■ THE EXERCISE ■
Consider the records below. How many of their lines include the word "types"? State the number and nothing else.

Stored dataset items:
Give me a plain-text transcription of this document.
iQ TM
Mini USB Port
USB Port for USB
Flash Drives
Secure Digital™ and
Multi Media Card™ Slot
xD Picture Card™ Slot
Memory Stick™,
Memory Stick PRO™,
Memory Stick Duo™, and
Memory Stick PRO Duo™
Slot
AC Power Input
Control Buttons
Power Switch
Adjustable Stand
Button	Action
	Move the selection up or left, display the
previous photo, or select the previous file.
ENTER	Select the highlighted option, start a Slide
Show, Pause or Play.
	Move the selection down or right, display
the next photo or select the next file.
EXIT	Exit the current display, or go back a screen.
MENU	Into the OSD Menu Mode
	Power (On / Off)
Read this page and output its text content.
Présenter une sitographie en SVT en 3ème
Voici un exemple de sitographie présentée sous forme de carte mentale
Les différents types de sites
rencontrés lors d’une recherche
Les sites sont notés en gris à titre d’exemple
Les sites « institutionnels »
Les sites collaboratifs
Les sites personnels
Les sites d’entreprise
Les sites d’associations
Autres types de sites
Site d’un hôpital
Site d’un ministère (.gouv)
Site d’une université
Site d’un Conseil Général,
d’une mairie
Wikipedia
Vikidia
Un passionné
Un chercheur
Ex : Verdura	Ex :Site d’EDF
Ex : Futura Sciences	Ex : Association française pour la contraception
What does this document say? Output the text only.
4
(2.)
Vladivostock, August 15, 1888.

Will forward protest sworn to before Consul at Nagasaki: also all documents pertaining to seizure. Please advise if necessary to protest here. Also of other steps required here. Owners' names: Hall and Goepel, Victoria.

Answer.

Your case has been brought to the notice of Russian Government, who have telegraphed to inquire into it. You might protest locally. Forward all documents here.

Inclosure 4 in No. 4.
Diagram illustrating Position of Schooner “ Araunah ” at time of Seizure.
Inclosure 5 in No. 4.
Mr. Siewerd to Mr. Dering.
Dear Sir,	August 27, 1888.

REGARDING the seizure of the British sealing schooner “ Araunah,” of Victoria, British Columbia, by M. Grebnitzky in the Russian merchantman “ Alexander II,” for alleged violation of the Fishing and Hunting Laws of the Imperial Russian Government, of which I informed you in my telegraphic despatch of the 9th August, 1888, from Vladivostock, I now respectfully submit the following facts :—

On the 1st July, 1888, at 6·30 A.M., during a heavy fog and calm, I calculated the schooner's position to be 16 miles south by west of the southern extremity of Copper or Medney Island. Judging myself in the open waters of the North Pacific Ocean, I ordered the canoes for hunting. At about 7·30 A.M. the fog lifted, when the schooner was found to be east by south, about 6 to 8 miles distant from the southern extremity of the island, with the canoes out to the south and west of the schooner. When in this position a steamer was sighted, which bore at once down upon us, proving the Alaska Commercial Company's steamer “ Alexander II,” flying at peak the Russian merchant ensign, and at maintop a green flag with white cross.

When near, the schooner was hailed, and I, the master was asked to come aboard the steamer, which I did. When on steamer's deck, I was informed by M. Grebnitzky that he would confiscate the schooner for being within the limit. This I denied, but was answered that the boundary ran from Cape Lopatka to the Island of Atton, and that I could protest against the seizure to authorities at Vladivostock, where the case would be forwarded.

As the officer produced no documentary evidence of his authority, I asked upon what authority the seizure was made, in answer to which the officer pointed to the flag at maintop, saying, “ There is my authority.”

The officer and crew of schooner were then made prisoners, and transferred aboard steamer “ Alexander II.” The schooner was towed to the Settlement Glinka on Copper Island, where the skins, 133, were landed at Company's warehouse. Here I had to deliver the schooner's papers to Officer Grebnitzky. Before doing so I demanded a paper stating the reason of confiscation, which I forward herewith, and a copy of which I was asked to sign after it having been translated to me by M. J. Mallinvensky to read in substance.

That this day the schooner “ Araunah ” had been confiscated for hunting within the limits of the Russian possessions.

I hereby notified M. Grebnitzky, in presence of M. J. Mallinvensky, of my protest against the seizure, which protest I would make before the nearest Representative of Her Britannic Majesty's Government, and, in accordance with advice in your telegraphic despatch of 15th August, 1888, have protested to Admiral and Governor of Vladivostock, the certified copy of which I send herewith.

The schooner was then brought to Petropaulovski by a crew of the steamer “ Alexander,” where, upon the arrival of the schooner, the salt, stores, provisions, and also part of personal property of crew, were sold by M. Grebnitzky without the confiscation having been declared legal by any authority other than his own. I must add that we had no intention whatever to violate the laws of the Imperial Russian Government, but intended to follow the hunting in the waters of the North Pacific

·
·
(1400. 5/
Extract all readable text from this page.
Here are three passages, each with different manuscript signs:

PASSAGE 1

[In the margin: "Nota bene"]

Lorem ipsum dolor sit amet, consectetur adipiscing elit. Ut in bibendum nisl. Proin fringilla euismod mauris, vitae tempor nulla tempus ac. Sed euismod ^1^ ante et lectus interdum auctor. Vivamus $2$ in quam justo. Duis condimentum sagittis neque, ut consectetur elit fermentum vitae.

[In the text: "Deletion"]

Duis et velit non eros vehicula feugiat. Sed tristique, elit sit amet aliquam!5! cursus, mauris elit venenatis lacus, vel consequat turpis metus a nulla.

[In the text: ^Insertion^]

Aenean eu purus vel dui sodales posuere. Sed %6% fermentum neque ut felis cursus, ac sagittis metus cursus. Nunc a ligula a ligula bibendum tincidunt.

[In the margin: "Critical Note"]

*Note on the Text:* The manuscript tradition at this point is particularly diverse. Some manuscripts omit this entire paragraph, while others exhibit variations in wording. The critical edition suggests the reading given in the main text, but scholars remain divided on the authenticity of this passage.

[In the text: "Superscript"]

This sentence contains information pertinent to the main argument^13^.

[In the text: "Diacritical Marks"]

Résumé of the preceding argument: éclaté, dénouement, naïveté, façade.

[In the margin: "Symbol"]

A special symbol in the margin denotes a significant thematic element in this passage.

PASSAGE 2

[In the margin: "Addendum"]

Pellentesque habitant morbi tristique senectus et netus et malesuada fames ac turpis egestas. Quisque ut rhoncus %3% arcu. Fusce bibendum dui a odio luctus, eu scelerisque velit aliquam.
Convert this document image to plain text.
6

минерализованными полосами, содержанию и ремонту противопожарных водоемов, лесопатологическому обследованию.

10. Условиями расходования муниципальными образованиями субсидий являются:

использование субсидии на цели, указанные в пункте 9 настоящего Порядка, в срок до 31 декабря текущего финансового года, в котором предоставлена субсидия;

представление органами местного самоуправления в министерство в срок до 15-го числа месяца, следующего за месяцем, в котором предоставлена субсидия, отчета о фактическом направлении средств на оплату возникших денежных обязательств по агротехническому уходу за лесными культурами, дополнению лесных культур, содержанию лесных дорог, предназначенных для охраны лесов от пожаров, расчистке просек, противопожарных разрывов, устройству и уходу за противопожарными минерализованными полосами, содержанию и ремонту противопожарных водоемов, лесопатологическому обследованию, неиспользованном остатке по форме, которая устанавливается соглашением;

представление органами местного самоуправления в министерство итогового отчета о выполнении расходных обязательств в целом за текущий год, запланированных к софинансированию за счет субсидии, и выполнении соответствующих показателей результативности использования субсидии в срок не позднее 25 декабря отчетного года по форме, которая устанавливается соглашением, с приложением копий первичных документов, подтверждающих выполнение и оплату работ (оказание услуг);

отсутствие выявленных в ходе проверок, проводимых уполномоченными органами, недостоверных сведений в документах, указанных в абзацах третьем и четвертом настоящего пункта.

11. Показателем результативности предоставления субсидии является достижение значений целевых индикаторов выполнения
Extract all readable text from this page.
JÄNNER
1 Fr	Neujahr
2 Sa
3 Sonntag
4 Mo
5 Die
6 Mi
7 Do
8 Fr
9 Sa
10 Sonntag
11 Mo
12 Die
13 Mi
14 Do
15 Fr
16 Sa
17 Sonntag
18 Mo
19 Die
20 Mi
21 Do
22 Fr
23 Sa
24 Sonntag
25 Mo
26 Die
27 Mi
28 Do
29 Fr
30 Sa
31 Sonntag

■ OUTPUT OF THE TASK ■
2